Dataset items
>> Begin
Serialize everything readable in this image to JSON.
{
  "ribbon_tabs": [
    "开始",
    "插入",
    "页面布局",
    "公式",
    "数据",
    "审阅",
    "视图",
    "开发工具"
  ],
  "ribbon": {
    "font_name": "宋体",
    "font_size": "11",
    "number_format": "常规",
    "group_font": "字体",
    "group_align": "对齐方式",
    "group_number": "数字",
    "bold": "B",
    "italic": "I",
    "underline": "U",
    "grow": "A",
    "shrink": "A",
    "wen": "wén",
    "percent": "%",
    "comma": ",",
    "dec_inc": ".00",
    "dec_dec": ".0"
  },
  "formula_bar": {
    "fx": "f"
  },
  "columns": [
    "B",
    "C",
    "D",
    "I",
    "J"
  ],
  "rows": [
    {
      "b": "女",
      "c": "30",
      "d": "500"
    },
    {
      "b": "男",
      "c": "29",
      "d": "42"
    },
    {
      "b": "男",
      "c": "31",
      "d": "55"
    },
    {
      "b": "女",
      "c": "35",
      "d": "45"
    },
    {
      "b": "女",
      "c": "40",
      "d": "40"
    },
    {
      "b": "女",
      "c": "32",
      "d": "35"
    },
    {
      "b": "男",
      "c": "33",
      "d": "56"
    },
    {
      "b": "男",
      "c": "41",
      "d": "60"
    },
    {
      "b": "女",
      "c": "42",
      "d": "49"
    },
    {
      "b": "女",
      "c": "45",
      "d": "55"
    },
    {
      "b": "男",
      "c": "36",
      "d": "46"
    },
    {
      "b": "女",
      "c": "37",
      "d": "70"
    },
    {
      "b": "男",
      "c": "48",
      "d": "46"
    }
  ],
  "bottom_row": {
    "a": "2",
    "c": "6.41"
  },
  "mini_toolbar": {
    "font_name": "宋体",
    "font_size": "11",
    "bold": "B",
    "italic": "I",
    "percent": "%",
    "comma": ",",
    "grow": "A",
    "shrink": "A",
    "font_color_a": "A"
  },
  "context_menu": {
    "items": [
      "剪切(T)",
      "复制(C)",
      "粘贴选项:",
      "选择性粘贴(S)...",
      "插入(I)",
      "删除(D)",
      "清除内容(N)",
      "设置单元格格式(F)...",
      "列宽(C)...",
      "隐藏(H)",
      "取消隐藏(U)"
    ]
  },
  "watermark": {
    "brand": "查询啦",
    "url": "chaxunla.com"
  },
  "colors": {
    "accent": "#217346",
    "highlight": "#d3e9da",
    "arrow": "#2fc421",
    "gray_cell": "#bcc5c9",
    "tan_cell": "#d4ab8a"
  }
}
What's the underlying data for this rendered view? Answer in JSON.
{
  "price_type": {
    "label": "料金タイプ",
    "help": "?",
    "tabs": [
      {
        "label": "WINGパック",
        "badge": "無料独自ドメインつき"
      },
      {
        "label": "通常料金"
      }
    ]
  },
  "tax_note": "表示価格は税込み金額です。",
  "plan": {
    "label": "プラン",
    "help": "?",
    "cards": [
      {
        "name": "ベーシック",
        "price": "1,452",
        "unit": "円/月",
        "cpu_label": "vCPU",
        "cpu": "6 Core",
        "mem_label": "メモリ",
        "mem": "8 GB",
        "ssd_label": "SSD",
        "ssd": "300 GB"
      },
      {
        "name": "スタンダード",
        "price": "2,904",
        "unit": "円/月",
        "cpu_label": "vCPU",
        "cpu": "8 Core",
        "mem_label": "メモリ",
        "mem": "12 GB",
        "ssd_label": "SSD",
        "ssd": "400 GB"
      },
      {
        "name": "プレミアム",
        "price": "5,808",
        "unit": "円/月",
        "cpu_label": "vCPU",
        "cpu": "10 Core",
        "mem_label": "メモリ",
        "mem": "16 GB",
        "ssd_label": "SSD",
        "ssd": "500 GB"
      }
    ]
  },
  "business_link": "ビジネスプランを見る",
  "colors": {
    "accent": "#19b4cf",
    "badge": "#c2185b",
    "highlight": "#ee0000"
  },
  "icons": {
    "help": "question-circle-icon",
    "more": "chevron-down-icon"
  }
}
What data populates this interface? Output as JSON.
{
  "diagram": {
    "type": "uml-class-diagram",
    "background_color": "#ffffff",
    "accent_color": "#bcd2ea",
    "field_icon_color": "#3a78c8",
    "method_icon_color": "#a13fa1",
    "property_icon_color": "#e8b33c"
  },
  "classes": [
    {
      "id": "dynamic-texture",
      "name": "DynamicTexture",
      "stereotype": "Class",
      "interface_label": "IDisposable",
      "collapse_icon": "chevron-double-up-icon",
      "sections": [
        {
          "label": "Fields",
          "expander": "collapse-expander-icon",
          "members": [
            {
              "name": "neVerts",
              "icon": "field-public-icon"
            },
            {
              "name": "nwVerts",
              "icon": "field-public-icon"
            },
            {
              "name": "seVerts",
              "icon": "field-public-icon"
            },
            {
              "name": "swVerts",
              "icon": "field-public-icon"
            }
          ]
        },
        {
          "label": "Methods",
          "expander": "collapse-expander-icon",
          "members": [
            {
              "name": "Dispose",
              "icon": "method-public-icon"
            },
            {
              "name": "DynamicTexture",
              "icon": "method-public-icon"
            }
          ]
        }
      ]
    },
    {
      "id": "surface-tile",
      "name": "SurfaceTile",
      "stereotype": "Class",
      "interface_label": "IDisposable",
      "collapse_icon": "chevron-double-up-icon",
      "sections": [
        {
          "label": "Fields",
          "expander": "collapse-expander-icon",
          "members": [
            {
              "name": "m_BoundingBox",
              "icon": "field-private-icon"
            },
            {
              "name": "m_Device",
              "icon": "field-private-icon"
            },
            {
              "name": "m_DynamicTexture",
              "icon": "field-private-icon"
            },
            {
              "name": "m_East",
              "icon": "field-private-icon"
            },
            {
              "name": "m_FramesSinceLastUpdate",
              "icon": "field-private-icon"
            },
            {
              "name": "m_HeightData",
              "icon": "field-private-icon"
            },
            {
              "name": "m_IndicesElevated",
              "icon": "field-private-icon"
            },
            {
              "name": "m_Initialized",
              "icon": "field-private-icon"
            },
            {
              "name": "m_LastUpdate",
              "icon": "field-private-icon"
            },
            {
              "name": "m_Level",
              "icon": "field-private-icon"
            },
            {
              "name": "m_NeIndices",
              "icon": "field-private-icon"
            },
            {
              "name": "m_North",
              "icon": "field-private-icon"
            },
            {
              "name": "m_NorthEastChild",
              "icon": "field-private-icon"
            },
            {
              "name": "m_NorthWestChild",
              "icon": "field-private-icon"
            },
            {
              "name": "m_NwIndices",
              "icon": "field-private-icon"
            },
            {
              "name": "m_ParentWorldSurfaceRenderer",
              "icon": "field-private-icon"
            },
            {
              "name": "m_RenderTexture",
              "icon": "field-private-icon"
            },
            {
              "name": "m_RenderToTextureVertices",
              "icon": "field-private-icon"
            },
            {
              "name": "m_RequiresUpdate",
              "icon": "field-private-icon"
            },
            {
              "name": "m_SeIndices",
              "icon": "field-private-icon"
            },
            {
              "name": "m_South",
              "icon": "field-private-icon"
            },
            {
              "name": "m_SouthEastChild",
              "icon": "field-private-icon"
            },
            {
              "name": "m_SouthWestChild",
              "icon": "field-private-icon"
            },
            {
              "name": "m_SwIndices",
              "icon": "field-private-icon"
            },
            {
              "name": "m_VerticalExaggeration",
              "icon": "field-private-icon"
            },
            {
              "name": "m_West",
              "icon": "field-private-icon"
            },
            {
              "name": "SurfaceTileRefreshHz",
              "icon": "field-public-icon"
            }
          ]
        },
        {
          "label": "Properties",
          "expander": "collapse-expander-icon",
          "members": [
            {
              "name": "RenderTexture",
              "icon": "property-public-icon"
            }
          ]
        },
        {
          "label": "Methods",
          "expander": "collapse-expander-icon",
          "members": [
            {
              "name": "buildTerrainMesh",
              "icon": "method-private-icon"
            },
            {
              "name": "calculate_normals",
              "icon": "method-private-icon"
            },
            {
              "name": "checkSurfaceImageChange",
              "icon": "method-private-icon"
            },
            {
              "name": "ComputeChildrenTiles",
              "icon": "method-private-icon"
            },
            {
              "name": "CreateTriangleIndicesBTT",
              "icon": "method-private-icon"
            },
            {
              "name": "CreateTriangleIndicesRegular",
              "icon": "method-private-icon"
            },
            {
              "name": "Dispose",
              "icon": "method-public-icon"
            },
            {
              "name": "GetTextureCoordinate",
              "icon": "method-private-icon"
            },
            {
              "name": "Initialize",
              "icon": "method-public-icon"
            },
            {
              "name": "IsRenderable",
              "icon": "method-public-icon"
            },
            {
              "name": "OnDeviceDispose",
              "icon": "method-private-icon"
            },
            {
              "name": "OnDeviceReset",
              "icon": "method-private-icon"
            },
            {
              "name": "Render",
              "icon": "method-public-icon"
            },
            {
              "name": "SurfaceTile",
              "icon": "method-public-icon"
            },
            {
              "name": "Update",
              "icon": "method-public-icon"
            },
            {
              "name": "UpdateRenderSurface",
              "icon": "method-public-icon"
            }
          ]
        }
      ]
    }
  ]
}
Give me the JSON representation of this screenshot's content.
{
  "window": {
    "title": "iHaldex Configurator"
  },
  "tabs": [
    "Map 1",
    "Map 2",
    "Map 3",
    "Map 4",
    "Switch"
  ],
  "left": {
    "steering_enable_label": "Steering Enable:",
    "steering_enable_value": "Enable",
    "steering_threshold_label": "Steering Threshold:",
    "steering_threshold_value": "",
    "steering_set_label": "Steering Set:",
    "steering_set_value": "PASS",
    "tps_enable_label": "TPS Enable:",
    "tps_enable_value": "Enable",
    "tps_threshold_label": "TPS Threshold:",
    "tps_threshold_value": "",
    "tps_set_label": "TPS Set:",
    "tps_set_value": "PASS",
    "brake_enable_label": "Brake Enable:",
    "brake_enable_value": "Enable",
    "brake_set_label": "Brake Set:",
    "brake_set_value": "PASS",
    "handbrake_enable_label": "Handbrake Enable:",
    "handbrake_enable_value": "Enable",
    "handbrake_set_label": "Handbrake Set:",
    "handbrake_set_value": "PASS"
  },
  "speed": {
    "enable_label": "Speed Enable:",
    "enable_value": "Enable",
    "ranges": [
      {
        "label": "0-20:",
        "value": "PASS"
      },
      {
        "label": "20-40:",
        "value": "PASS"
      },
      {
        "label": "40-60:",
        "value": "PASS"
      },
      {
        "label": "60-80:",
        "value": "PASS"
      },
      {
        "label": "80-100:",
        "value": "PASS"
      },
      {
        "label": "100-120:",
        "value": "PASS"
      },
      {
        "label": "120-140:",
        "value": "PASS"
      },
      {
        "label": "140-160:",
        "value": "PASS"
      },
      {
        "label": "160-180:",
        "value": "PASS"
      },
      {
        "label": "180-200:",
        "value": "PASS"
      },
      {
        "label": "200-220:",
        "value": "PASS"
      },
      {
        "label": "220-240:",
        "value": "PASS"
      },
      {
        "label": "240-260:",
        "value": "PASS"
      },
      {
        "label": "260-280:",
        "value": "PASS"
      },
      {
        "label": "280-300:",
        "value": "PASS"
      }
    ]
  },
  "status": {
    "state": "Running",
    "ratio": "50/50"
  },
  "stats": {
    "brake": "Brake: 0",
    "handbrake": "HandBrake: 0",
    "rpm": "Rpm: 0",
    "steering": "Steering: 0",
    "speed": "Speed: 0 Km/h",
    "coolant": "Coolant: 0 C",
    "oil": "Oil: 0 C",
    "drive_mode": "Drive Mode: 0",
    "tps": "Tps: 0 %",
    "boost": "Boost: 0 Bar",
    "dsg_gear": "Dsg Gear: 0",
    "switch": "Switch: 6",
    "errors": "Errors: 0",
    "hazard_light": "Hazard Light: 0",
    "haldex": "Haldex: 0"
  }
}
>> End
-- Problem requirements --
Search the records above for the string "highlight". Copy every line that contains it.

-- Task answer --
    "highlight": "#d3e9da",
    "highlight": "#ee0000"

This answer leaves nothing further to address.